*WHAT THE TASK REQUIRES:* Each line of the data that includes the string "which" is to be copied out.

## BEGIN

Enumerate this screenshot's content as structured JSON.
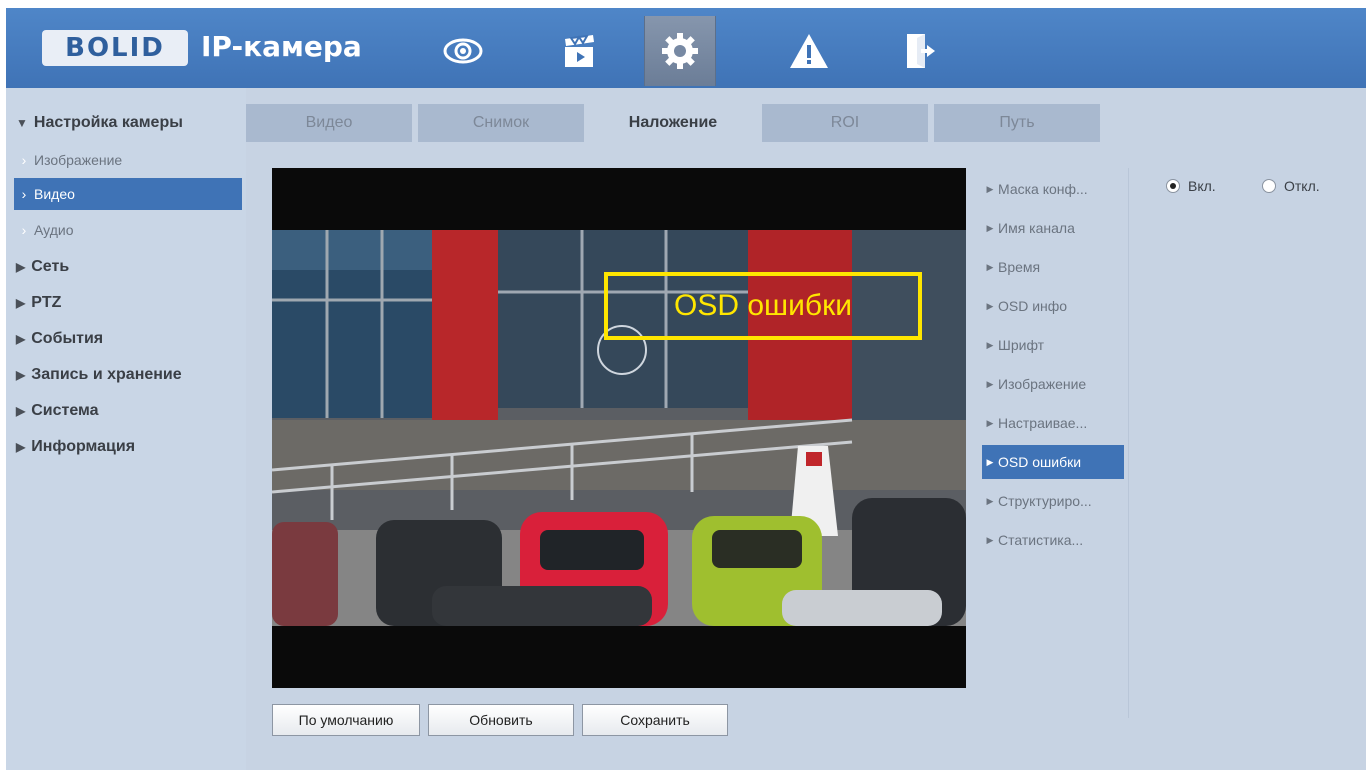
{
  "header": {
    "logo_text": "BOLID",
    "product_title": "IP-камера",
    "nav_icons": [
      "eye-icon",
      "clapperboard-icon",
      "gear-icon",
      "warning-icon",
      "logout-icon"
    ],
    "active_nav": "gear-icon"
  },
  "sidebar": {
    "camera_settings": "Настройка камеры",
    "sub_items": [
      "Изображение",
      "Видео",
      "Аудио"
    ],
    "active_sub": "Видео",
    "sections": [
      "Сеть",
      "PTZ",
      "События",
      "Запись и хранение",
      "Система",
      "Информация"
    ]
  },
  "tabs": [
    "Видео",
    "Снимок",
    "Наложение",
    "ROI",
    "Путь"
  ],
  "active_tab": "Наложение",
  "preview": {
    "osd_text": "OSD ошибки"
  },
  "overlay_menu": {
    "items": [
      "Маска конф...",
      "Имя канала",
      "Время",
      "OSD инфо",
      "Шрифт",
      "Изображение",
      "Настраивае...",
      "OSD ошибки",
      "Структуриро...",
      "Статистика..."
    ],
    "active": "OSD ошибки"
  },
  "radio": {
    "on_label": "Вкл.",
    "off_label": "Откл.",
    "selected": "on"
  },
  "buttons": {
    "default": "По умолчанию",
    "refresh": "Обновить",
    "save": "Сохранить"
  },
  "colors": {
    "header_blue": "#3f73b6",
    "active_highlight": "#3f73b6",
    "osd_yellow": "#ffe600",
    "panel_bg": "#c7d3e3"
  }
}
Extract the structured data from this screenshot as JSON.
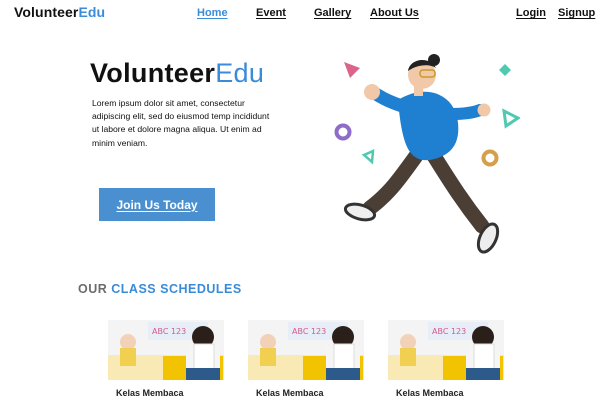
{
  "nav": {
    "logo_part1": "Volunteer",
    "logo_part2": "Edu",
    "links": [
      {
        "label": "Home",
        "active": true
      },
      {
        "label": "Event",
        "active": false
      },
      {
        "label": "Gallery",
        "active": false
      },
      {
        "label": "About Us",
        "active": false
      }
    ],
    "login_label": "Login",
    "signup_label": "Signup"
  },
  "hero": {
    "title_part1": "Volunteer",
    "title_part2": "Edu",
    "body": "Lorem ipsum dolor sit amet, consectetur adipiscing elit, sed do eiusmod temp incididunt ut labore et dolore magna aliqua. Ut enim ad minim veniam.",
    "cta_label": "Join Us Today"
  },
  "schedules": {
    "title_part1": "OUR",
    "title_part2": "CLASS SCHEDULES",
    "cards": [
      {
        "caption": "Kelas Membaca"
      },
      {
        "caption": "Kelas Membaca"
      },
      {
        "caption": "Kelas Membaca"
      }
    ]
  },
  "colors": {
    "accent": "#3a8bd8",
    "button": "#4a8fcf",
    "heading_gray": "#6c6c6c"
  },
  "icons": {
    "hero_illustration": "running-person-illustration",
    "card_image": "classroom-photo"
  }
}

## END
## BEGIN

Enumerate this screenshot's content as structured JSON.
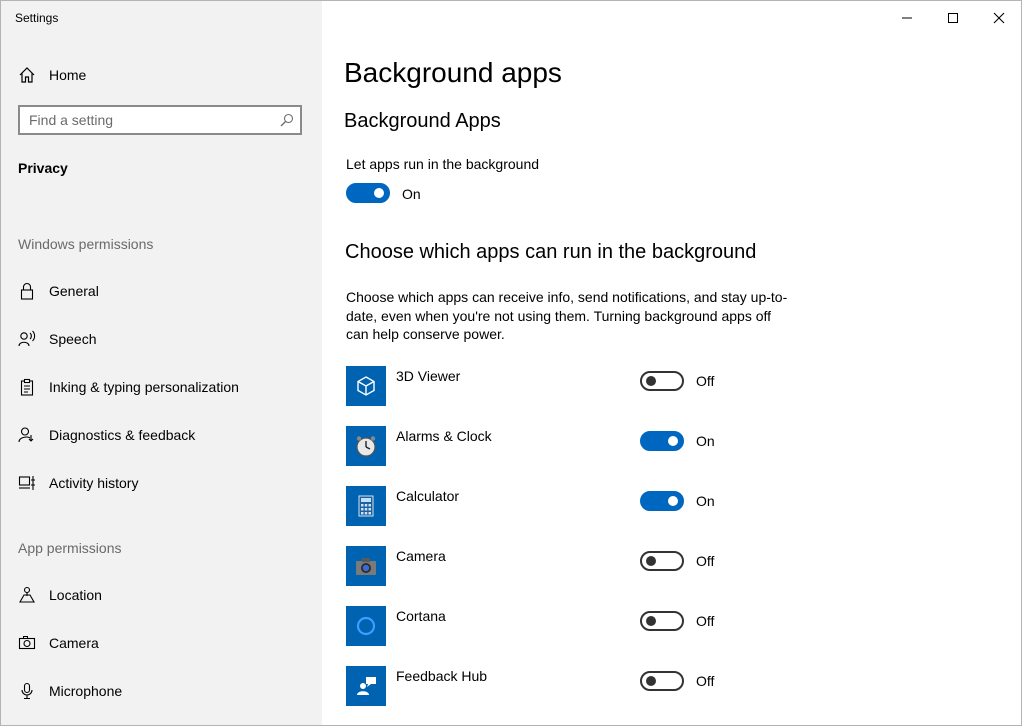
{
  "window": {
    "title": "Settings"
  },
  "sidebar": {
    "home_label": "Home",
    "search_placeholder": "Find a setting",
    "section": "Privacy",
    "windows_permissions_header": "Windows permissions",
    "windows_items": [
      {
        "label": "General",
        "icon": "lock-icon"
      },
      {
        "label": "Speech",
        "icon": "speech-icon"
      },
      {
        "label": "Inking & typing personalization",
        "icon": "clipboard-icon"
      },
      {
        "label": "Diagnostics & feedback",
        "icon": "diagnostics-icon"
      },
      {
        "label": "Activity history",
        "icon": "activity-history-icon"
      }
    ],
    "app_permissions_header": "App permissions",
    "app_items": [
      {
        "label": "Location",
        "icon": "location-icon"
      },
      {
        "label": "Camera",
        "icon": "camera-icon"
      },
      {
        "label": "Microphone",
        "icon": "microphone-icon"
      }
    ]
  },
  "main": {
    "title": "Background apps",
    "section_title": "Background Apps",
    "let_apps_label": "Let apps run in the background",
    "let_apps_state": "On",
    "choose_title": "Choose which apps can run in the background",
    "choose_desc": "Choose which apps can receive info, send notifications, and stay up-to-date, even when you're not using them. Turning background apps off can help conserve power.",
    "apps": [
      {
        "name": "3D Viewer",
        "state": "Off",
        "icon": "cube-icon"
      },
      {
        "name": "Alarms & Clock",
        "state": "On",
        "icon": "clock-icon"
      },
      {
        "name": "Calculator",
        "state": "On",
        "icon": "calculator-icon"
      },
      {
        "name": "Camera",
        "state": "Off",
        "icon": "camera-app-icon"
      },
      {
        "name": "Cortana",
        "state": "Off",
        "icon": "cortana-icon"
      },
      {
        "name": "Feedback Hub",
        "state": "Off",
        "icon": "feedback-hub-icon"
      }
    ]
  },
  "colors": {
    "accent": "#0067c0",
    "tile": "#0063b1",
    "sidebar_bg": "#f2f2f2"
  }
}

## END
## BEGIN

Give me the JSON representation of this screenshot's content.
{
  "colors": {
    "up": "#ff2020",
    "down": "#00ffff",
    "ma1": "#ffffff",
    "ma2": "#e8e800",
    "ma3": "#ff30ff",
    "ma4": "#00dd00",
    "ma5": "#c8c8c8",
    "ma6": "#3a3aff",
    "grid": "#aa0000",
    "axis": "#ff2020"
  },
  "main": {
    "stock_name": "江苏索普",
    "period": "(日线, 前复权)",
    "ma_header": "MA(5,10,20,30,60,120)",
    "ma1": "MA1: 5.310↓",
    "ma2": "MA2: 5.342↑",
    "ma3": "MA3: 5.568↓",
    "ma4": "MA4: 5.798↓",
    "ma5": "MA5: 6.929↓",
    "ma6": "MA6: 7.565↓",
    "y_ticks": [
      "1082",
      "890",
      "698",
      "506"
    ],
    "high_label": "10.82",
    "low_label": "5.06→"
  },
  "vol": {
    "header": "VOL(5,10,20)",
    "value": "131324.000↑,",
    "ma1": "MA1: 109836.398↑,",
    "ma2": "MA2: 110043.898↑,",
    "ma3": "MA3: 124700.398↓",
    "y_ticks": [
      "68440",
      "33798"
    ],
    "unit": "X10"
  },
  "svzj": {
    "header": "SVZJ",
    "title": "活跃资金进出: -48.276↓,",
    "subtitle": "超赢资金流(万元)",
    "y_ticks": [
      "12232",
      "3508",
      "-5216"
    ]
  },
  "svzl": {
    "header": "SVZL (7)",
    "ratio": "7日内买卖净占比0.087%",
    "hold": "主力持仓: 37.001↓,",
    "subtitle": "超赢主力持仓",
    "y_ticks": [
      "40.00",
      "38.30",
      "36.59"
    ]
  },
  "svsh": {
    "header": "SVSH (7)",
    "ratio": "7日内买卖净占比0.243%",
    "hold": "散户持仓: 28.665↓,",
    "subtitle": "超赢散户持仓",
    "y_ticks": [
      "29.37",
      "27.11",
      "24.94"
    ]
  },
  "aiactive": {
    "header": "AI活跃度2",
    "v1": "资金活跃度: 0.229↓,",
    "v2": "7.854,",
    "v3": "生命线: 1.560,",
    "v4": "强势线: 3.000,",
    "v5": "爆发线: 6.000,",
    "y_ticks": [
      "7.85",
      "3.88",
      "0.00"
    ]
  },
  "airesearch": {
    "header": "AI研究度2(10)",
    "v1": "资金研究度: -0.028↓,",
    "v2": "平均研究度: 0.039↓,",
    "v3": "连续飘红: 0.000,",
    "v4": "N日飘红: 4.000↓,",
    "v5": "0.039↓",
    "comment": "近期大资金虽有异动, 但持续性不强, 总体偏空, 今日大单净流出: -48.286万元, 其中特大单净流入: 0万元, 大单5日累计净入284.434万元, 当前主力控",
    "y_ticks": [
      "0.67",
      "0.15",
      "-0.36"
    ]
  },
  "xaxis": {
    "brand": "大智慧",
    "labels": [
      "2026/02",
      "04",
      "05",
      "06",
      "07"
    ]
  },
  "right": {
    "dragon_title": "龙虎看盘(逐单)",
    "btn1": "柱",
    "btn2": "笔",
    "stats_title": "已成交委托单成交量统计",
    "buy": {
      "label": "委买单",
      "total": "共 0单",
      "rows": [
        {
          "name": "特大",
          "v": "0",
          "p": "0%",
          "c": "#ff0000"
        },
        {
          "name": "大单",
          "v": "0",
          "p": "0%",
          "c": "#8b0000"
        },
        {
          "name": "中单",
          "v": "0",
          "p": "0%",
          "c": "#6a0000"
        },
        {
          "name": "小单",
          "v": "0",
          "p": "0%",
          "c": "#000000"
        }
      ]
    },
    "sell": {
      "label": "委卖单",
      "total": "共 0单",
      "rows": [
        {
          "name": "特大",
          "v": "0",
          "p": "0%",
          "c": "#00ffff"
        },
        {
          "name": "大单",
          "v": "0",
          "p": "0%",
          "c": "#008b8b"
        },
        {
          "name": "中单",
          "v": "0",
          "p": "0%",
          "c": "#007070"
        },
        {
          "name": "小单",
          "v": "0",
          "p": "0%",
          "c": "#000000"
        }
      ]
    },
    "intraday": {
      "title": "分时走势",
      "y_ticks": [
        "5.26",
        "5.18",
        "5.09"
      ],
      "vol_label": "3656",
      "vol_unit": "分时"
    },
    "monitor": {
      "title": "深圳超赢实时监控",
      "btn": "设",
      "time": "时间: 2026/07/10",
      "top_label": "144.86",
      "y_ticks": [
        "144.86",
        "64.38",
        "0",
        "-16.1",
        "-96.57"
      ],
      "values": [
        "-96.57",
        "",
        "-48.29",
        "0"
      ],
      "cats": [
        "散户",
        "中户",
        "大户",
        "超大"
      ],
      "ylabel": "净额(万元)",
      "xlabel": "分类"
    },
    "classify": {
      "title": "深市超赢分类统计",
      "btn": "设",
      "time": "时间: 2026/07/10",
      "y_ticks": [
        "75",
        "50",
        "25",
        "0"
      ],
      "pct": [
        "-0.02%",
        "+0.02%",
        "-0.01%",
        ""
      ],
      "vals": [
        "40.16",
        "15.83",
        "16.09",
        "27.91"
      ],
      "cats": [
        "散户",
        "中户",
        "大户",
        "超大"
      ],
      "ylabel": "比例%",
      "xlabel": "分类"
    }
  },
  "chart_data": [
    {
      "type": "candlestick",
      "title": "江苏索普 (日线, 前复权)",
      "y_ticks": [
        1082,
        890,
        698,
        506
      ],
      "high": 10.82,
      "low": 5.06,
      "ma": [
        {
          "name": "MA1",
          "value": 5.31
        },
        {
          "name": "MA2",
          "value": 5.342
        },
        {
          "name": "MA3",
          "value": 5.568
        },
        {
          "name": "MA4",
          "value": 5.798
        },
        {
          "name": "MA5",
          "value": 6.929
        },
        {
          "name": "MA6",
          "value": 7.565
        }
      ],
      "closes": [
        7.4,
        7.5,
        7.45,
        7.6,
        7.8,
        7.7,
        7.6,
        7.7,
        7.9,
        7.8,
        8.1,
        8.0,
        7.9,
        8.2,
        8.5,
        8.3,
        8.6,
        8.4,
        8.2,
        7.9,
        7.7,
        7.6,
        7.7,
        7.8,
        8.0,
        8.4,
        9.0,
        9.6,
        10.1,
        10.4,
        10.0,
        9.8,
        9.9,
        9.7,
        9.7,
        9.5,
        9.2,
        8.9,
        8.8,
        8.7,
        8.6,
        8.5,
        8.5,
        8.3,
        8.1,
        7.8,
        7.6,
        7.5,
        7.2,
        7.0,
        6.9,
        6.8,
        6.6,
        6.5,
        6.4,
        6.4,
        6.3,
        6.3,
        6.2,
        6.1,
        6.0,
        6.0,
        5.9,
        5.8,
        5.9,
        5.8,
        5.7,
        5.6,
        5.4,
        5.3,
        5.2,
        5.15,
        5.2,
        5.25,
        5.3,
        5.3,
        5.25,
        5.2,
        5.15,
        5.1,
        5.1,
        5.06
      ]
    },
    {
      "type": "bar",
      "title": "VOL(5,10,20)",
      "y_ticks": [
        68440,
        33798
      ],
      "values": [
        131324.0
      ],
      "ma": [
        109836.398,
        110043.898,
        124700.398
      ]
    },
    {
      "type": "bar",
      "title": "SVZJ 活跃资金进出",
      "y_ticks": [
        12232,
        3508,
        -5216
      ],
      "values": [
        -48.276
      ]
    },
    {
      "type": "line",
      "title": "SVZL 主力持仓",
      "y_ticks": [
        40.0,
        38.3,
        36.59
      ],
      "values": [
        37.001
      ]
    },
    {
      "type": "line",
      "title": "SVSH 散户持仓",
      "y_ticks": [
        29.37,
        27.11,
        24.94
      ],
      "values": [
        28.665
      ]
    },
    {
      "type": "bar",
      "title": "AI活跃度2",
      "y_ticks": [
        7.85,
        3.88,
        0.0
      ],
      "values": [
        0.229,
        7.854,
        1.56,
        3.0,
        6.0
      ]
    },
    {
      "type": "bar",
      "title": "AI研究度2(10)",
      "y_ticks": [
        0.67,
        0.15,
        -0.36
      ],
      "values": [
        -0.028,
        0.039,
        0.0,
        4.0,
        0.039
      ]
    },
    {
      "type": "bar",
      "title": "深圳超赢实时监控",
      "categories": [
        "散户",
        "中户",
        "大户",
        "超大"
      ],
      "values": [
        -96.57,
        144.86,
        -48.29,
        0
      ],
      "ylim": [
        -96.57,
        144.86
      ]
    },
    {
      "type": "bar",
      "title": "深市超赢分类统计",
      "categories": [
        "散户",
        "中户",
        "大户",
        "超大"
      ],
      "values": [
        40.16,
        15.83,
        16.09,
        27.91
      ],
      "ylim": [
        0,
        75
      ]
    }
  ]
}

## END

*CORRECT RESULT:*
    "choose_title": "Choose which apps can run in the background",
    "choose_desc": "Choose which apps can receive info, send notifications, and stay up-to-date, even when you're not using them. Turning background apps off can help conserve power.",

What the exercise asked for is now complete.